* **CHALLENGE**:
Lift out all lines below that contain "circuit".

─── EXERCISE DATA ───

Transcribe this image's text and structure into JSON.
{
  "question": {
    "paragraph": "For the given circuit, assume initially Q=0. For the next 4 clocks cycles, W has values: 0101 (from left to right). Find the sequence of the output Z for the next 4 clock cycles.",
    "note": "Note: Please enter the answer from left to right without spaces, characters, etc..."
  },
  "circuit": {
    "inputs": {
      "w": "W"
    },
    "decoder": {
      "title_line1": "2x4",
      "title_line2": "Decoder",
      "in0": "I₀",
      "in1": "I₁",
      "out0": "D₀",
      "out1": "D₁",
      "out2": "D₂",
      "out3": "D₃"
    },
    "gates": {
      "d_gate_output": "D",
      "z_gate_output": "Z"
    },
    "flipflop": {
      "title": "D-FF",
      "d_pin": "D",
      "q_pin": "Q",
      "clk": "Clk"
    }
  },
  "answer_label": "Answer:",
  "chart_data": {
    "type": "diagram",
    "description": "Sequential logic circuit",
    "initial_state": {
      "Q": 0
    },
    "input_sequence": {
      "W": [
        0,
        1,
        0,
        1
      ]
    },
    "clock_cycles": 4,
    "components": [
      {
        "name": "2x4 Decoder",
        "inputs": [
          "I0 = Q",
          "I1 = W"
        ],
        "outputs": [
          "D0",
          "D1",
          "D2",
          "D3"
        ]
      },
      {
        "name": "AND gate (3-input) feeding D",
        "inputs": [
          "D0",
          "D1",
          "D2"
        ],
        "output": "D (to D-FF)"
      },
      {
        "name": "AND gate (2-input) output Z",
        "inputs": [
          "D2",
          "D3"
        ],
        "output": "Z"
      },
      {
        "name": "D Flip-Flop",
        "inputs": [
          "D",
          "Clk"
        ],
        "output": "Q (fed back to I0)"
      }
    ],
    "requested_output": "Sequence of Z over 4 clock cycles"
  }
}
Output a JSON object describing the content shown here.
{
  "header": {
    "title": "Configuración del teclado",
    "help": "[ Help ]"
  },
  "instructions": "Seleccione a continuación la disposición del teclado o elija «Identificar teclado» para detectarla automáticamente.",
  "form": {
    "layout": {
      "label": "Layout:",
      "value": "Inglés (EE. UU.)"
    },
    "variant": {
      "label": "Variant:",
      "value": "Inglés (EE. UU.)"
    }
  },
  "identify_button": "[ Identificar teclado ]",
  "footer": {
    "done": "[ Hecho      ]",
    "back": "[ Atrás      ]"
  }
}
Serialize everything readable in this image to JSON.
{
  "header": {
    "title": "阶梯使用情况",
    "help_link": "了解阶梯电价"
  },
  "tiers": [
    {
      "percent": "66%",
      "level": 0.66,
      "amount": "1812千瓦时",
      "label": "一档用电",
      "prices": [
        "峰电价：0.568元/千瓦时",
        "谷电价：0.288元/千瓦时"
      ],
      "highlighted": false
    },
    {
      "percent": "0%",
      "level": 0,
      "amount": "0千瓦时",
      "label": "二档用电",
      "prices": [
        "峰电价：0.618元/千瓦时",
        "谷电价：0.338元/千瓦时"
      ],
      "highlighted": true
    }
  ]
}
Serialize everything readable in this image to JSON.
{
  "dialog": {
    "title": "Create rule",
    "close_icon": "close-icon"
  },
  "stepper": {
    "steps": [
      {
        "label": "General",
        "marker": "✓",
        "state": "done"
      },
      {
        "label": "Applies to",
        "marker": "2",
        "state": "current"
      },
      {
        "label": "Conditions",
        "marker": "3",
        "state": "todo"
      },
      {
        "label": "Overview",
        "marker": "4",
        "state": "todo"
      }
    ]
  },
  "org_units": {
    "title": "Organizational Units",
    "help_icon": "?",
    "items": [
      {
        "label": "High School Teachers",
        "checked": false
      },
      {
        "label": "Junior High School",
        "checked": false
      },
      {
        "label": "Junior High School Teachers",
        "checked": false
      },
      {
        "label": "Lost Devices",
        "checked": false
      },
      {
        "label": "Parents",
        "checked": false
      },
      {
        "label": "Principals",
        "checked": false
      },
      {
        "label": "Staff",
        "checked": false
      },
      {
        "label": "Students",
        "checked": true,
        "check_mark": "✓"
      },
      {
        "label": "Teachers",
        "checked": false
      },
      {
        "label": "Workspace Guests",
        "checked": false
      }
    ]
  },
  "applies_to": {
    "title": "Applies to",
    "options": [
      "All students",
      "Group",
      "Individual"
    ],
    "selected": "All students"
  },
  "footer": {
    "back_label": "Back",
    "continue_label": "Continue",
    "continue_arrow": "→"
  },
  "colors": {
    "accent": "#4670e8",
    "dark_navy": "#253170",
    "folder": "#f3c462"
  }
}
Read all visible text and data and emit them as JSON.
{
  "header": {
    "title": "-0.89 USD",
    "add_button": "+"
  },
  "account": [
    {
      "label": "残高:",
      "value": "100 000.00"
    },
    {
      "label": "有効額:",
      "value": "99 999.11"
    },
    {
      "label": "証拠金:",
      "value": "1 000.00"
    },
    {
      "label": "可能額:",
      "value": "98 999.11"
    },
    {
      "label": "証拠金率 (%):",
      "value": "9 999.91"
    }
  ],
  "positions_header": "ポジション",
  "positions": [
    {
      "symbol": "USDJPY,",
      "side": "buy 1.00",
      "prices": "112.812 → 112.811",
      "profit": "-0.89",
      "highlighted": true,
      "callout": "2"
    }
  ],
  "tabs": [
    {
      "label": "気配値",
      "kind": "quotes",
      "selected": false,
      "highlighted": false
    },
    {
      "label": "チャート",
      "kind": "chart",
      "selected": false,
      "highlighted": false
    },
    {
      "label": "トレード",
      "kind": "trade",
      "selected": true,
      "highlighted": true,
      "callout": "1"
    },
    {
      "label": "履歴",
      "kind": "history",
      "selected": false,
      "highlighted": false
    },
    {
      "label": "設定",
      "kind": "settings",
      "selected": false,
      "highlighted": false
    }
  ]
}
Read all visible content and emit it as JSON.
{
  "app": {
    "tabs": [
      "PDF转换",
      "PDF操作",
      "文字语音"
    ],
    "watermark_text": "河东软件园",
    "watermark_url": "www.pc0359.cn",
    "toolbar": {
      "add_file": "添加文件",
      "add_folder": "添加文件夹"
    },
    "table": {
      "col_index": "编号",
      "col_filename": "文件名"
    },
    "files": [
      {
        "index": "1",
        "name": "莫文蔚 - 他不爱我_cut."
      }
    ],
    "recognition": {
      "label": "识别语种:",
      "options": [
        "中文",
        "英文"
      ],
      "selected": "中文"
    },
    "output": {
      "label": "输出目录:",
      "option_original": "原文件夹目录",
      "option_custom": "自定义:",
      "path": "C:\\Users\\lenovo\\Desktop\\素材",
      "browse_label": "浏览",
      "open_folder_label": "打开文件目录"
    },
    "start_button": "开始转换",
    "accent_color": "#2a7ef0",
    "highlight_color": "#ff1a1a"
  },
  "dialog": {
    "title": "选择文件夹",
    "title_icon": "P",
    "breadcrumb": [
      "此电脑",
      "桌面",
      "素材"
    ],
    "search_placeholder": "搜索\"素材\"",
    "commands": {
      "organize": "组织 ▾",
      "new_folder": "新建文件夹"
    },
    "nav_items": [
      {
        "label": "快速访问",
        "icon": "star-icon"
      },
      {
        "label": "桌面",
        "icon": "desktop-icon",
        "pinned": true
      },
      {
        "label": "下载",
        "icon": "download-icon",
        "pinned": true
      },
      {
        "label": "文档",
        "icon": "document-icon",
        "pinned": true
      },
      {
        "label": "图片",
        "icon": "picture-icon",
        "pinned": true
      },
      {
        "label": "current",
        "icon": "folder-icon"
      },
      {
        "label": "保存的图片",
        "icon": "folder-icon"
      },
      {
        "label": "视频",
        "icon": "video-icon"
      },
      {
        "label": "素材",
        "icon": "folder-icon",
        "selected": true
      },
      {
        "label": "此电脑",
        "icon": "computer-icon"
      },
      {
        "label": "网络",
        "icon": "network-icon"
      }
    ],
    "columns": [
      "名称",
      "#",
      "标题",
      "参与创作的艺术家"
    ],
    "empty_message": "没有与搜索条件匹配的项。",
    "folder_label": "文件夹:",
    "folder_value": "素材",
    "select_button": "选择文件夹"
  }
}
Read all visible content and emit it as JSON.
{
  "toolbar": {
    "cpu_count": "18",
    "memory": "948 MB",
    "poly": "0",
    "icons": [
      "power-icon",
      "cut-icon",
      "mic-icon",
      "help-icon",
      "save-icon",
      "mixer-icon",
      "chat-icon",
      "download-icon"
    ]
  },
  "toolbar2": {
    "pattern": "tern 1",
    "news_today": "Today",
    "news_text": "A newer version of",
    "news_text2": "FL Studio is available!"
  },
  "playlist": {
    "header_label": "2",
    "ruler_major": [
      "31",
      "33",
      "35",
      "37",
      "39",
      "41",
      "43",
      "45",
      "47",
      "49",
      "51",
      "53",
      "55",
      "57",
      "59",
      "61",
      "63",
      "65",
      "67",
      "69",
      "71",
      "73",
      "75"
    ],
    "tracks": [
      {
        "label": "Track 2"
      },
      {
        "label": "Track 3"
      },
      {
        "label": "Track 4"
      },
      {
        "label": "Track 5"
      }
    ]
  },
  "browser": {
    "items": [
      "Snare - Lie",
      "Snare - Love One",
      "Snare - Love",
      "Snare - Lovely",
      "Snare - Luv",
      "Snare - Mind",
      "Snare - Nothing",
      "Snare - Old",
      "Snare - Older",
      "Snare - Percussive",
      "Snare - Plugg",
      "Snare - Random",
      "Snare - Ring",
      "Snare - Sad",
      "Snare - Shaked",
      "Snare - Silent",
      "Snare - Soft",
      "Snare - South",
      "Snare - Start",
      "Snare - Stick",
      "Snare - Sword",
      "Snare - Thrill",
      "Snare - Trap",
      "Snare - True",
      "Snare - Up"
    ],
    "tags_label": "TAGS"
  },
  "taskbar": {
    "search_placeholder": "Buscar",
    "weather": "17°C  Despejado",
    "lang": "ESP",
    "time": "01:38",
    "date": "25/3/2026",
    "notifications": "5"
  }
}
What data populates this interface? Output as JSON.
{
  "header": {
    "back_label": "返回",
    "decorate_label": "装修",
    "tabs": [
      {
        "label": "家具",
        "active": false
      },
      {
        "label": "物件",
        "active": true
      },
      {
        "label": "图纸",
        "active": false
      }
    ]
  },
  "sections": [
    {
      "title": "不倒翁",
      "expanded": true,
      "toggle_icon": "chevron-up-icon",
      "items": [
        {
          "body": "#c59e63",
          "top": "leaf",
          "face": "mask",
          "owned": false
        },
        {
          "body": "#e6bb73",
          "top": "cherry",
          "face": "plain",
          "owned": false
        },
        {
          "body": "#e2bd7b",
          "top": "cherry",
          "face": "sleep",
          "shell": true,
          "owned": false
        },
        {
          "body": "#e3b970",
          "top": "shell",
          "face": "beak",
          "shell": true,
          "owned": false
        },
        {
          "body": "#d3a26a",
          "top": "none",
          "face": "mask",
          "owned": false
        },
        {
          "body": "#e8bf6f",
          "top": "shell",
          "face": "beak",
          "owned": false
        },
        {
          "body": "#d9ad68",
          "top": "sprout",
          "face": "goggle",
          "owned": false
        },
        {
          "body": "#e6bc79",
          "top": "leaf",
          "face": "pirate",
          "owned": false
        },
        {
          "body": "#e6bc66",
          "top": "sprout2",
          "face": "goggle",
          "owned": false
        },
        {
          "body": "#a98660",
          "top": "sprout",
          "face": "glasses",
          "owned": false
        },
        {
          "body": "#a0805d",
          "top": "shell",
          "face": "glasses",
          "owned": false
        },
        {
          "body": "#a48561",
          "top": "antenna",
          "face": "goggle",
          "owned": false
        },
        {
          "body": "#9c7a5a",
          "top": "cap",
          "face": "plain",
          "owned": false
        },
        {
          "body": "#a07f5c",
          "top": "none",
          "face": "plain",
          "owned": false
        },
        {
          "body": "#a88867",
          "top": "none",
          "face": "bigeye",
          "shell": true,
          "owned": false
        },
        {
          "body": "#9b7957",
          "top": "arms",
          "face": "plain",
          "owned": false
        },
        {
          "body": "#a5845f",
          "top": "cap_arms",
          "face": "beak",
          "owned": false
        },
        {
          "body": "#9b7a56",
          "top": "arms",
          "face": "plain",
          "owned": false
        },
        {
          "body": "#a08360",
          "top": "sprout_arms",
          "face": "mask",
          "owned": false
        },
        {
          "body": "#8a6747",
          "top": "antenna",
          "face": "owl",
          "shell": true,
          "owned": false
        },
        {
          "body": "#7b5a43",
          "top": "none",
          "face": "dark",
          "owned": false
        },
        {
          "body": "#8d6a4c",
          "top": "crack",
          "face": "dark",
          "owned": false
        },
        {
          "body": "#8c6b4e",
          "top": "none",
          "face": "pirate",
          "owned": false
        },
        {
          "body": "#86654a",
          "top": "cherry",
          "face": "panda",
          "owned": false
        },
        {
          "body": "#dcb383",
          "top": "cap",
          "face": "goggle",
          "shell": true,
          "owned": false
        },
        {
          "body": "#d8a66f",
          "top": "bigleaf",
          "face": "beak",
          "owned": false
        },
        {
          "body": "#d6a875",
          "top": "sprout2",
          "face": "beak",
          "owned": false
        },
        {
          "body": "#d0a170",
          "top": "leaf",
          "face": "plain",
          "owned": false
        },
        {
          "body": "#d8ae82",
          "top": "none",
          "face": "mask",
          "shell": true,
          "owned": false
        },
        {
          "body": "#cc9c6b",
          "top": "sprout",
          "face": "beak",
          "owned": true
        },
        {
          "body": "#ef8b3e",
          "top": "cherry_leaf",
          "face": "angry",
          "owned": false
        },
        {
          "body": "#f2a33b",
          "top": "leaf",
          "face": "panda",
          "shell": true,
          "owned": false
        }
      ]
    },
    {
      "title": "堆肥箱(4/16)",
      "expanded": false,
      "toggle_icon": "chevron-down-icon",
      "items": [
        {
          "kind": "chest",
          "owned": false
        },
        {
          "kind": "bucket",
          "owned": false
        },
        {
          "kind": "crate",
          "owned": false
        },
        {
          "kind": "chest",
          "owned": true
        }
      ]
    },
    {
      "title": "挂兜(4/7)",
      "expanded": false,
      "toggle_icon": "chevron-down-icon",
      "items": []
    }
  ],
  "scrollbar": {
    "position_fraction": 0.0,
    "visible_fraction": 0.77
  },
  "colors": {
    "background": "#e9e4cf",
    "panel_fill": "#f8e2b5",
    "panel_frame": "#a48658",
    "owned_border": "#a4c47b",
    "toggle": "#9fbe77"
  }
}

───

* **CORRECT ANSWER**:
    "paragraph": "For the given circuit, assume initially Q=0. For the next 4 clocks cycles, W has values: 0101 (from left to right). Find the sequence of the output Z for the next 4 clock cycles.",
  "circuit": {
    "description": "Sequential logic circuit",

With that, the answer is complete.